- **Stated task**: All entries should be output exactly as they stand.

- **Extracted entries**:
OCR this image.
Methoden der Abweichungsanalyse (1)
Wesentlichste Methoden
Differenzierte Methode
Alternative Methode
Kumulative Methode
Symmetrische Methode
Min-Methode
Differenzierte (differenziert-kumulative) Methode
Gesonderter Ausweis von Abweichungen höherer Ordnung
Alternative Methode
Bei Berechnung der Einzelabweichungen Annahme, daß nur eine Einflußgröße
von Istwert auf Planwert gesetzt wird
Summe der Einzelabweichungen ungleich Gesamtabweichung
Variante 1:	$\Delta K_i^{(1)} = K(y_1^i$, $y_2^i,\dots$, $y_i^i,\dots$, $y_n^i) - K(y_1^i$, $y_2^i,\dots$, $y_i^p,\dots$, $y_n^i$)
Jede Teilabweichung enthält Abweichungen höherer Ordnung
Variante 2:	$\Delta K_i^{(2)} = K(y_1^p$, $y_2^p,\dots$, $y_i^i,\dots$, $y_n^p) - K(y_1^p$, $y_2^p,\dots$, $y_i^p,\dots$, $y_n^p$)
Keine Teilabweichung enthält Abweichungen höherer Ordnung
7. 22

- **Written reply**:
OCR this image.
Methoden der Abweichungsanalyse (1)
Wesentlichste Methoden
Differenzierte Methode
Alternative Methode
Kumulative Methode
Symmetrische Methode
Min-Methode
Differenzierte (differenziert-kumulative) Methode
Gesonderter Ausweis von Abweichungen höherer Ordnung
Alternative Methode
Bei Berechnung der Einzelabweichungen Annahme, daß nur eine Einflußgröße
von Istwert auf Planwert gesetzt wird
Summe der Einzelabweichungen ungleich Gesamtabweichung
Variante 1:	$\Delta K_i^{(1)} = K(y_1^i$, $y_2^i,\dots$, $y_i^i,\dots$, $y_n^i) - K(y_1^i$, $y_2^i,\dots$, $y_i^p,\dots$, $y_n^i$)
Jede Teilabweichung enthält Abweichungen höherer Ordnung
Variante 2:	$\Delta K_i^{(2)} = K(y_1^p$, $y_2^p,\dots$, $y_i^i,\dots$, $y_n^p) - K(y_1^p$, $y_2^p,\dots$, $y_i^p,\dots$, $y_n^p$)
Keine Teilabweichung enthält Abweichungen höherer Ordnung
7. 22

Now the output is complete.